Short task>
Look through the data below. Show each line where the string "title" occurs.

Dataset records>
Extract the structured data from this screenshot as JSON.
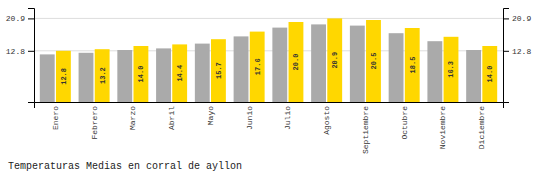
{
  "chart_data": {
    "type": "bar",
    "title": "Temperaturas Medias en corral de ayllon",
    "categories": [
      "Enero",
      "Febrero",
      "Marzo",
      "Abril",
      "Mayo",
      "Junio",
      "Julio",
      "Agosto",
      "Septiembre",
      "Octubre",
      "Noviembre",
      "Diciembre"
    ],
    "series": [
      {
        "color": "#AAAAAA",
        "values": [
          11.9,
          12.3,
          13.0,
          13.4,
          14.6,
          16.4,
          18.6,
          19.4,
          19.1,
          17.2,
          15.2,
          13.0
        ]
      },
      {
        "color": "#FFD700",
        "values": [
          12.8,
          13.2,
          14.0,
          14.4,
          15.7,
          17.6,
          20.0,
          20.9,
          20.5,
          18.5,
          16.3,
          14.0
        ],
        "data_labels": true,
        "value_labels": [
          "12.8",
          "13.2",
          "14.0",
          "14.4",
          "15.7",
          "17.6",
          "20.0",
          "20.9",
          "20.5",
          "18.5",
          "16.3",
          "14.0"
        ]
      }
    ],
    "ylim": [
      0,
      23.5
    ],
    "yticks": [
      12.8,
      20.9
    ],
    "y2lim": [
      0,
      23.5
    ],
    "y2ticks": [
      12.8,
      20.9
    ],
    "grid": true
  }
}
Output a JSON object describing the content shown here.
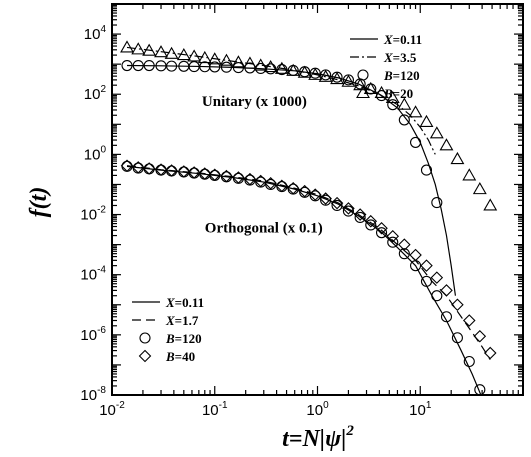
{
  "chart_data": {
    "type": "scatter",
    "title": "",
    "xlabel": "t=N|ψ|",
    "xlabel_exponent": "2",
    "ylabel": "f(t)",
    "x_scale": "log",
    "y_scale": "log",
    "xlim": [
      0.01,
      100
    ],
    "ylim": [
      1e-08,
      100000
    ],
    "grid": false,
    "x_ticks": [
      {
        "value": 0.01,
        "base": "10",
        "exp": "-2"
      },
      {
        "value": 0.1,
        "base": "10",
        "exp": "-1"
      },
      {
        "value": 1,
        "base": "10",
        "exp": "0"
      },
      {
        "value": 10,
        "base": "10",
        "exp": "1"
      }
    ],
    "y_ticks": [
      {
        "value": 1e-08,
        "base": "10",
        "exp": "-8"
      },
      {
        "value": 1e-06,
        "base": "10",
        "exp": "-6"
      },
      {
        "value": 0.0001,
        "base": "10",
        "exp": "-4"
      },
      {
        "value": 0.01,
        "base": "10",
        "exp": "-2"
      },
      {
        "value": 1,
        "base": "10",
        "exp": "0"
      },
      {
        "value": 100,
        "base": "10",
        "exp": "2"
      },
      {
        "value": 10000,
        "base": "10",
        "exp": "4"
      }
    ],
    "annotations": [
      {
        "text": "Unitary (x 1000)",
        "x": 0.075,
        "y": 40
      },
      {
        "text": "Orthogonal (x 0.1)",
        "x": 0.08,
        "y": 0.0025
      }
    ],
    "legends": [
      {
        "placement": "top-right",
        "entries": [
          {
            "marker": "solid-line",
            "label": "X",
            "value": "=0.11"
          },
          {
            "marker": "dash-dot-line",
            "label": "X",
            "value": "=3.5"
          },
          {
            "marker": "circle",
            "label": "B",
            "value": "=120"
          },
          {
            "marker": "triangle",
            "label": "B",
            "value": "=20"
          }
        ]
      },
      {
        "placement": "bottom-left",
        "entries": [
          {
            "marker": "solid-line",
            "label": "X",
            "value": "=0.11"
          },
          {
            "marker": "dashed-line",
            "label": "X",
            "value": "=1.7"
          },
          {
            "marker": "circle",
            "label": "B",
            "value": "=120"
          },
          {
            "marker": "diamond",
            "label": "B",
            "value": "=40"
          }
        ]
      }
    ],
    "series": [
      {
        "group": "Unitary",
        "legend_index": 2,
        "kind": "points",
        "marker": "circle",
        "x": [
          0.014,
          0.018,
          0.023,
          0.03,
          0.038,
          0.05,
          0.063,
          0.08,
          0.1,
          0.13,
          0.17,
          0.22,
          0.28,
          0.35,
          0.45,
          0.58,
          0.75,
          0.95,
          1.2,
          1.55,
          2.0,
          2.6,
          3.3,
          4.2,
          5.4,
          7.0,
          9.0,
          11.5,
          14.5
        ],
        "y": [
          900,
          900,
          900,
          880,
          860,
          850,
          830,
          820,
          810,
          790,
          770,
          750,
          720,
          700,
          660,
          620,
          560,
          500,
          440,
          370,
          300,
          220,
          150,
          90,
          45,
          14,
          2.5,
          0.3,
          0.025
        ]
      },
      {
        "group": "Unitary",
        "legend_index": 3,
        "kind": "points",
        "marker": "triangle",
        "x": [
          0.014,
          0.018,
          0.023,
          0.03,
          0.038,
          0.05,
          0.063,
          0.08,
          0.1,
          0.13,
          0.17,
          0.22,
          0.28,
          0.35,
          0.45,
          0.58,
          0.75,
          0.95,
          1.2,
          1.55,
          2.0,
          2.6,
          3.3,
          4.2,
          5.4,
          7.0,
          9.0,
          11.5,
          14.5,
          18,
          23,
          30,
          38,
          48
        ],
        "y": [
          3600,
          3100,
          2800,
          2500,
          2200,
          2000,
          1800,
          1600,
          1450,
          1300,
          1150,
          1050,
          900,
          800,
          700,
          600,
          520,
          440,
          380,
          320,
          260,
          200,
          150,
          110,
          75,
          45,
          25,
          12,
          5,
          2,
          0.7,
          0.2,
          0.07,
          0.02
        ]
      },
      {
        "group": "Orthogonal",
        "legend_index": 2,
        "kind": "points",
        "marker": "circle",
        "x": [
          0.014,
          0.018,
          0.023,
          0.03,
          0.038,
          0.05,
          0.063,
          0.08,
          0.1,
          0.13,
          0.17,
          0.22,
          0.28,
          0.35,
          0.45,
          0.58,
          0.75,
          0.95,
          1.2,
          1.55,
          2.0,
          2.6,
          3.3,
          4.2,
          5.4,
          7.0,
          9.0,
          11.5,
          14.5,
          18,
          23,
          30,
          38
        ],
        "y": [
          0.4,
          0.35,
          0.33,
          0.3,
          0.28,
          0.26,
          0.24,
          0.22,
          0.2,
          0.18,
          0.16,
          0.14,
          0.12,
          0.1,
          0.085,
          0.07,
          0.055,
          0.042,
          0.03,
          0.02,
          0.013,
          0.008,
          0.0045,
          0.0025,
          0.0012,
          0.0005,
          0.0002,
          6e-05,
          2e-05,
          4e-06,
          8e-07,
          1.3e-07,
          1.5e-08
        ]
      },
      {
        "group": "Orthogonal",
        "legend_index": 3,
        "kind": "points",
        "marker": "diamond",
        "x": [
          0.014,
          0.018,
          0.023,
          0.03,
          0.038,
          0.05,
          0.063,
          0.08,
          0.1,
          0.13,
          0.17,
          0.22,
          0.28,
          0.35,
          0.45,
          0.58,
          0.75,
          0.95,
          1.2,
          1.55,
          2.0,
          2.6,
          3.3,
          4.2,
          5.4,
          7.0,
          9.0,
          11.5,
          14.5,
          18,
          23,
          30,
          38,
          48
        ],
        "y": [
          0.42,
          0.37,
          0.34,
          0.31,
          0.29,
          0.27,
          0.25,
          0.23,
          0.21,
          0.19,
          0.17,
          0.15,
          0.13,
          0.11,
          0.09,
          0.075,
          0.06,
          0.046,
          0.034,
          0.024,
          0.016,
          0.01,
          0.006,
          0.0035,
          0.0019,
          0.001,
          0.00045,
          0.0002,
          8e-05,
          3e-05,
          1e-05,
          3e-06,
          9e-07,
          2.5e-07
        ]
      },
      {
        "group": "Unitary",
        "legend_index": 0,
        "kind": "line",
        "dash": "solid",
        "x": [
          0.014,
          0.03,
          0.07,
          0.15,
          0.3,
          0.6,
          1.0,
          1.6,
          2.5,
          4.0,
          6.0,
          8.0,
          10,
          12,
          14,
          16,
          18,
          20,
          22
        ],
        "y": [
          900,
          880,
          840,
          780,
          700,
          600,
          480,
          350,
          220,
          100,
          35,
          10,
          2.5,
          0.5,
          0.1,
          0.015,
          0.002,
          0.0002,
          2e-05
        ]
      },
      {
        "group": "Unitary",
        "legend_index": 1,
        "kind": "line",
        "dash": "dash-dot",
        "x": [
          0.014,
          0.03,
          0.07,
          0.15,
          0.3,
          0.6,
          1.0,
          1.6,
          2.5,
          4.0,
          6.0,
          8.0,
          10,
          12,
          14
        ],
        "y": [
          3600,
          2600,
          1800,
          1250,
          900,
          620,
          440,
          300,
          190,
          100,
          45,
          20,
          8,
          3,
          1
        ]
      },
      {
        "group": "Orthogonal",
        "legend_index": 0,
        "kind": "line",
        "dash": "solid",
        "x": [
          0.014,
          0.03,
          0.07,
          0.15,
          0.3,
          0.6,
          1.0,
          1.6,
          2.5,
          4.0,
          6.0,
          9.0,
          13,
          18,
          25,
          32,
          40
        ],
        "y": [
          0.4,
          0.3,
          0.23,
          0.17,
          0.12,
          0.07,
          0.042,
          0.022,
          0.009,
          0.003,
          0.0008,
          0.0002,
          2e-05,
          3e-06,
          3e-07,
          5e-08,
          8e-09
        ]
      },
      {
        "group": "Orthogonal",
        "legend_index": 1,
        "kind": "line",
        "dash": "dashed",
        "x": [
          0.014,
          0.03,
          0.07,
          0.15,
          0.3,
          0.6,
          1.0,
          1.6,
          2.5,
          4.0,
          6.0,
          9.0,
          13,
          18,
          25,
          32,
          40,
          48
        ],
        "y": [
          0.42,
          0.31,
          0.24,
          0.18,
          0.13,
          0.075,
          0.046,
          0.024,
          0.01,
          0.0035,
          0.001,
          0.0003,
          6e-05,
          2e-05,
          4e-06,
          1.2e-06,
          4e-07,
          1.5e-07
        ]
      }
    ]
  }
}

Solved problem>
    "title": "Temperaturas Medias en corral de ayllon",
    "title": "",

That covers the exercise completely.